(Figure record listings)
▼
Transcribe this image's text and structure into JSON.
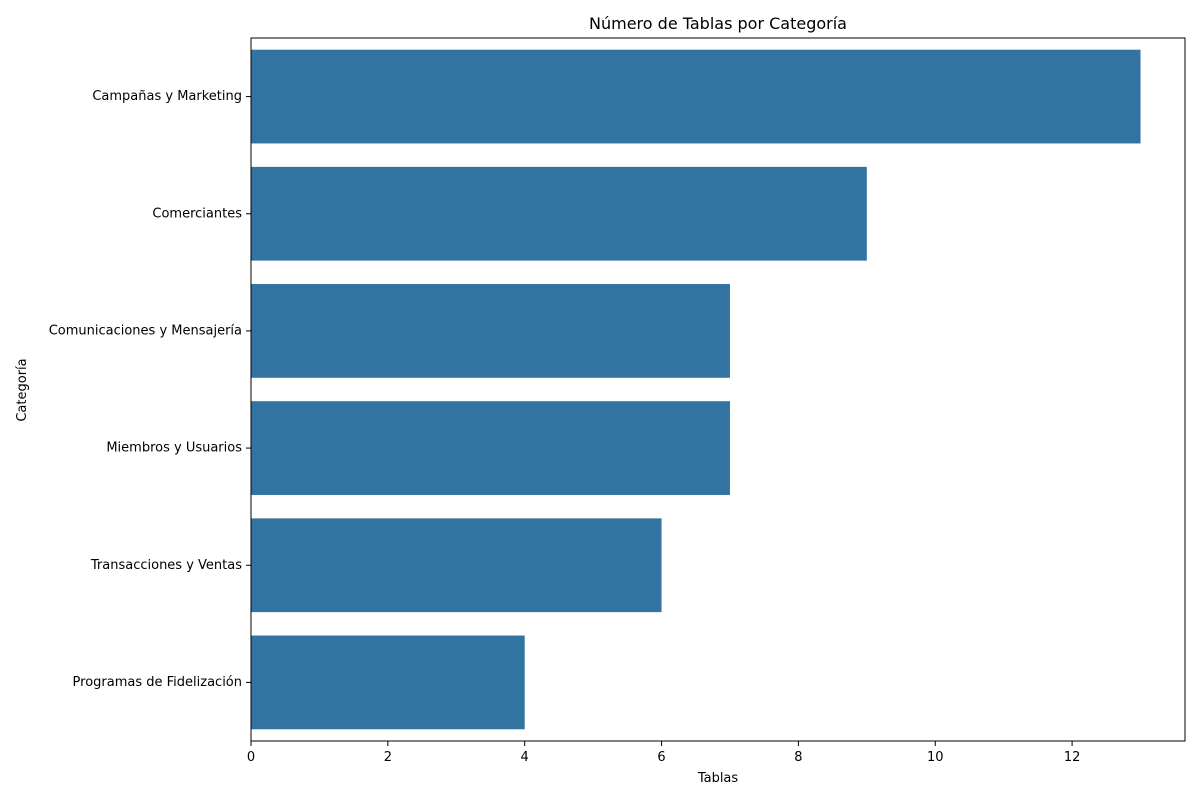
{
  "chart_data": {
    "type": "bar",
    "orientation": "horizontal",
    "title": "Número de Tablas por Categoría",
    "xlabel": "Tablas",
    "ylabel": "Categoría",
    "categories": [
      "Campañas y Marketing",
      "Comerciantes",
      "Comunicaciones y Mensajería",
      "Miembros y Usuarios",
      "Transacciones y Ventas",
      "Programas de Fidelización"
    ],
    "values": [
      13,
      9,
      7,
      7,
      6,
      4
    ],
    "xlim": [
      0,
      13.65
    ],
    "xticks": [
      0,
      2,
      4,
      6,
      8,
      10,
      12
    ],
    "grid": false,
    "bar_color": "#3274a1"
  }
}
▲
Return all of the entries word for word, but omit the pictures.

Transcribe this image's text and structure into JSON.
{
  "chart_data": {
    "type": "bar",
    "orientation": "horizontal",
    "title": "Número de Tablas por Categoría",
    "xlabel": "Tablas",
    "ylabel": "Categoría",
    "categories": [
      "Campañas y Marketing",
      "Comerciantes",
      "Comunicaciones y Mensajería",
      "Miembros y Usuarios",
      "Transacciones y Ventas",
      "Programas de Fidelización"
    ],
    "values": [
      13,
      9,
      7,
      7,
      6,
      4
    ],
    "xlim": [
      0,
      13.65
    ],
    "xticks": [
      0,
      2,
      4,
      6,
      8,
      10,
      12
    ],
    "grid": false,
    "bar_color": "#3274a1"
  }
}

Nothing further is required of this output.